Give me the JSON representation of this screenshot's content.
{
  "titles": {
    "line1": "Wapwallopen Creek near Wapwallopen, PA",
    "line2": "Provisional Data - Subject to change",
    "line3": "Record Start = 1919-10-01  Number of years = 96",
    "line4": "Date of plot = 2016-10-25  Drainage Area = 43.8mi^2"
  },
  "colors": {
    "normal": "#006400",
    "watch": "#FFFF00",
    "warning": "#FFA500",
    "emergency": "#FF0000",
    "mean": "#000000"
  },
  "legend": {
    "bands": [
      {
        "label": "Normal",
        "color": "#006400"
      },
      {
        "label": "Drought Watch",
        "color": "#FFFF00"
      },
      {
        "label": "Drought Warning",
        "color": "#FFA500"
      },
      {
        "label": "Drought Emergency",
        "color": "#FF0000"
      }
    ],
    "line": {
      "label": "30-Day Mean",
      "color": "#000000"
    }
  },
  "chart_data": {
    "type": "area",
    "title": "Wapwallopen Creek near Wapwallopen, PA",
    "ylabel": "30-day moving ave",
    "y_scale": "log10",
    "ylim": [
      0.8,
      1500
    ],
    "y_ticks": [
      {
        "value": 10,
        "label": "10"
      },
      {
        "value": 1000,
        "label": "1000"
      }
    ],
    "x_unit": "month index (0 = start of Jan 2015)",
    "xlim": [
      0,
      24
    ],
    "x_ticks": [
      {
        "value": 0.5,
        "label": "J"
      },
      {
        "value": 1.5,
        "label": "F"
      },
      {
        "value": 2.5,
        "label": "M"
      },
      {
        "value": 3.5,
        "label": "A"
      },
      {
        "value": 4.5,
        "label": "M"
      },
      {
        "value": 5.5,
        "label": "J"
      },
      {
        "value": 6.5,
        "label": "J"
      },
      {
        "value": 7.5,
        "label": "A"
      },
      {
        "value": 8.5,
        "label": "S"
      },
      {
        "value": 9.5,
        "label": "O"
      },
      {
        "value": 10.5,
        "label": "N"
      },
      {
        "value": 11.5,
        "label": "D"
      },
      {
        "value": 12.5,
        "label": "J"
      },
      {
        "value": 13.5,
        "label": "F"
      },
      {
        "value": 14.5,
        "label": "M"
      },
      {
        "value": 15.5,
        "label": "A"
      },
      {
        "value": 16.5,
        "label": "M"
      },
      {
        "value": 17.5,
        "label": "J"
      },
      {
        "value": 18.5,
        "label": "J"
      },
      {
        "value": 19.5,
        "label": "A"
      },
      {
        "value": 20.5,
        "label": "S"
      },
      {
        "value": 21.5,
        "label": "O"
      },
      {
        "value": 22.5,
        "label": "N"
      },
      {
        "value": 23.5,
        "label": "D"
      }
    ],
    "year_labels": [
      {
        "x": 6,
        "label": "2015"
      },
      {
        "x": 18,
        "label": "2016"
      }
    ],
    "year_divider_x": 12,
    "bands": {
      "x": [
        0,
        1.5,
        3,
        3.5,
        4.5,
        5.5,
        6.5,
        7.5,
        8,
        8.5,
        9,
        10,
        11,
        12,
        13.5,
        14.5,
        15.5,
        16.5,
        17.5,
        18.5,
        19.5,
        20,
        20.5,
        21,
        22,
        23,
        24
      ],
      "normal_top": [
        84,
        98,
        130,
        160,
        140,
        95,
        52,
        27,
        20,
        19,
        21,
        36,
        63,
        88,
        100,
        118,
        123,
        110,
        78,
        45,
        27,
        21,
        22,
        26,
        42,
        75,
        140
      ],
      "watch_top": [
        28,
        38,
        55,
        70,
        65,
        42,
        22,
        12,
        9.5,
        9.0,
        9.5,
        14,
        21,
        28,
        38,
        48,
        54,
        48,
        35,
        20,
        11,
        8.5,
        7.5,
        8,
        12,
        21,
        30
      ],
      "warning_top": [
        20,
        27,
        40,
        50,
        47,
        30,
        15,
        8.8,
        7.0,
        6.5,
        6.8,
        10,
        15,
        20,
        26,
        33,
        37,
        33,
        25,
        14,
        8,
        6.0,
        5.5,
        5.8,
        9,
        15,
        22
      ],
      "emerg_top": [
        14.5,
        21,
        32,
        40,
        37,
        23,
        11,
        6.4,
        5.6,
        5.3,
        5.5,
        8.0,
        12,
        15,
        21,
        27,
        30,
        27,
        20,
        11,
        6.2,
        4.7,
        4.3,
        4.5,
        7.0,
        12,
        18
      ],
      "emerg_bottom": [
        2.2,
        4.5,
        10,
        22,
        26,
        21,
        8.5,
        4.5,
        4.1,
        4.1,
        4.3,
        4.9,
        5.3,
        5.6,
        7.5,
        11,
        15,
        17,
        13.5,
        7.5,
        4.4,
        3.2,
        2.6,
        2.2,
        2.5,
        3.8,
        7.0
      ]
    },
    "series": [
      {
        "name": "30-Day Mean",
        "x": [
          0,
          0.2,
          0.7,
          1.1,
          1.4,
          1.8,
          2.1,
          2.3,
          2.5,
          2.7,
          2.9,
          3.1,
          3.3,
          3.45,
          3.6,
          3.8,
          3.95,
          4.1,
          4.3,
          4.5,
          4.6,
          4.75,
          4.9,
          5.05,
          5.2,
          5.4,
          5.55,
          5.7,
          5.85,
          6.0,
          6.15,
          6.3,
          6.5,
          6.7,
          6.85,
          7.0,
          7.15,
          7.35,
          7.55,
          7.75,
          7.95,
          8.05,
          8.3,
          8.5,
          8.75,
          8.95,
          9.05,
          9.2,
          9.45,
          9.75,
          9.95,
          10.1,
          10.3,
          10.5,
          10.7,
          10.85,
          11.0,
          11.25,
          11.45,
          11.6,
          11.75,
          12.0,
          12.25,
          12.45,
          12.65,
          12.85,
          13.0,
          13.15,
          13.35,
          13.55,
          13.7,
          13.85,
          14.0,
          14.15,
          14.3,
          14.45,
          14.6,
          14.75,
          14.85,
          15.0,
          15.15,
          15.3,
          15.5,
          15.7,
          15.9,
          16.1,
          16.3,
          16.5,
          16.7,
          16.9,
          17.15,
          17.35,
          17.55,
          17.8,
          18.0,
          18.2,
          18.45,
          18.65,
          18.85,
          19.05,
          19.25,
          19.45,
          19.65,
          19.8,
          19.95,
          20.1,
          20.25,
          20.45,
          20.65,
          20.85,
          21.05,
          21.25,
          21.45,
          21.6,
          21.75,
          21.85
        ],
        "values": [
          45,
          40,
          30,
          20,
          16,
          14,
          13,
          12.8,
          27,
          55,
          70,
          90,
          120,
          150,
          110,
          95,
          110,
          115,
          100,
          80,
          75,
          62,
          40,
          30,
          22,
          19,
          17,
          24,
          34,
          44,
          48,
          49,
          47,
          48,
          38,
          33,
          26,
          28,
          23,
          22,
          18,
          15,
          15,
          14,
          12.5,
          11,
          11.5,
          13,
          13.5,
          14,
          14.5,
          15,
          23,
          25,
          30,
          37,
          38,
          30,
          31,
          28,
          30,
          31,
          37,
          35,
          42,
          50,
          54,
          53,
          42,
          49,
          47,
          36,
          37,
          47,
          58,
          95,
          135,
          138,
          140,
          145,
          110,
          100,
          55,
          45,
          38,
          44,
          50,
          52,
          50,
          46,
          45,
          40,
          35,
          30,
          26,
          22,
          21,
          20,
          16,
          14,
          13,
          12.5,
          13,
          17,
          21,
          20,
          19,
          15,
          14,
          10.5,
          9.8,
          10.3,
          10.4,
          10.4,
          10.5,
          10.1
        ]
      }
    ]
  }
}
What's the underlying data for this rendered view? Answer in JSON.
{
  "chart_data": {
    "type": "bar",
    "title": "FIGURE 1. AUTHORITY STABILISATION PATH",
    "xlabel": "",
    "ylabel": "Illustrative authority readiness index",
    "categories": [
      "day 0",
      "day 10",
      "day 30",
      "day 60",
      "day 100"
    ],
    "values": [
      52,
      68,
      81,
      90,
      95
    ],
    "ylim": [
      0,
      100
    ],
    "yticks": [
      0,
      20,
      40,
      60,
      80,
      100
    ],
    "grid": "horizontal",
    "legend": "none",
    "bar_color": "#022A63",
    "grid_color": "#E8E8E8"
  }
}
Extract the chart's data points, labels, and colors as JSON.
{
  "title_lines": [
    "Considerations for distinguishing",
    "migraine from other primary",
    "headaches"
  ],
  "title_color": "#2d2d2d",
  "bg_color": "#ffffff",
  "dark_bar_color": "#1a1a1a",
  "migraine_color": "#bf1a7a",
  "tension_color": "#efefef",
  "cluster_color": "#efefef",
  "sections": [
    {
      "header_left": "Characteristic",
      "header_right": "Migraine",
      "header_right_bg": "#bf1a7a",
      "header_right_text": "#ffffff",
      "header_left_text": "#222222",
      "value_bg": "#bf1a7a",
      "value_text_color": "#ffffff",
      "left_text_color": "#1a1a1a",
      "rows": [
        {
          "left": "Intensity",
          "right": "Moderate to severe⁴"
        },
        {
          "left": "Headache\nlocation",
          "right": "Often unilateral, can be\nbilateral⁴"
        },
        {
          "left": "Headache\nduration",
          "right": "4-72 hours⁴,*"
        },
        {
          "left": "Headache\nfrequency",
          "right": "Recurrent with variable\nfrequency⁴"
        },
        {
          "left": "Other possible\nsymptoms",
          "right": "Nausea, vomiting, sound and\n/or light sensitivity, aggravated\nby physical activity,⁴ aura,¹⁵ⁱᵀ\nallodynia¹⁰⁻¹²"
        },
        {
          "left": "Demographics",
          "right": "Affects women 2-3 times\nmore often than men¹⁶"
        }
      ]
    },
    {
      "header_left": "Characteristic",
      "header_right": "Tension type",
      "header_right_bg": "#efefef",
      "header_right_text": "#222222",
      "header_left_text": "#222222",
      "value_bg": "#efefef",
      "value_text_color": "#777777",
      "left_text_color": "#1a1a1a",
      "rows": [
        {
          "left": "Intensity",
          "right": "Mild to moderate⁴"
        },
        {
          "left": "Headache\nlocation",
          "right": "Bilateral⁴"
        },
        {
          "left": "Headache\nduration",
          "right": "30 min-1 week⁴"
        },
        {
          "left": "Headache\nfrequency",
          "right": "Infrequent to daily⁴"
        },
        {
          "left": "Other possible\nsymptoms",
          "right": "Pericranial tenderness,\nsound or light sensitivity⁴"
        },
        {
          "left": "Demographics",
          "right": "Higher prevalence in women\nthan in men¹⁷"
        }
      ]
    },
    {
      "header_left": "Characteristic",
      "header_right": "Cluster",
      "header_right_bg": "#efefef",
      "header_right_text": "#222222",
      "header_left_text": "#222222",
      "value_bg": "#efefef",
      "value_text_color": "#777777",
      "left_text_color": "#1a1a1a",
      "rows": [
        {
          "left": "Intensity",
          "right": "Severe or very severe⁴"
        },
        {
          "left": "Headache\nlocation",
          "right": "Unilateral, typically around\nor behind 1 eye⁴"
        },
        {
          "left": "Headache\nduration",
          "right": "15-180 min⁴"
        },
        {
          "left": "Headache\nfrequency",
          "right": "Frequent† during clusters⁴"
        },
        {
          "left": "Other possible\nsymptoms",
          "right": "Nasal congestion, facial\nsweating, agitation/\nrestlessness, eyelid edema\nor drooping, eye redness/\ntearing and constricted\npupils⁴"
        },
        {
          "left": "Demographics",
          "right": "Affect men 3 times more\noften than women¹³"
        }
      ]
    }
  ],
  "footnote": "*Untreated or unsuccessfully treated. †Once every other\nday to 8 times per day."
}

## TASK TO CARRY OUT
Give only the number of lines in the material above that include the word "this".

## WORKED SOLUTION
2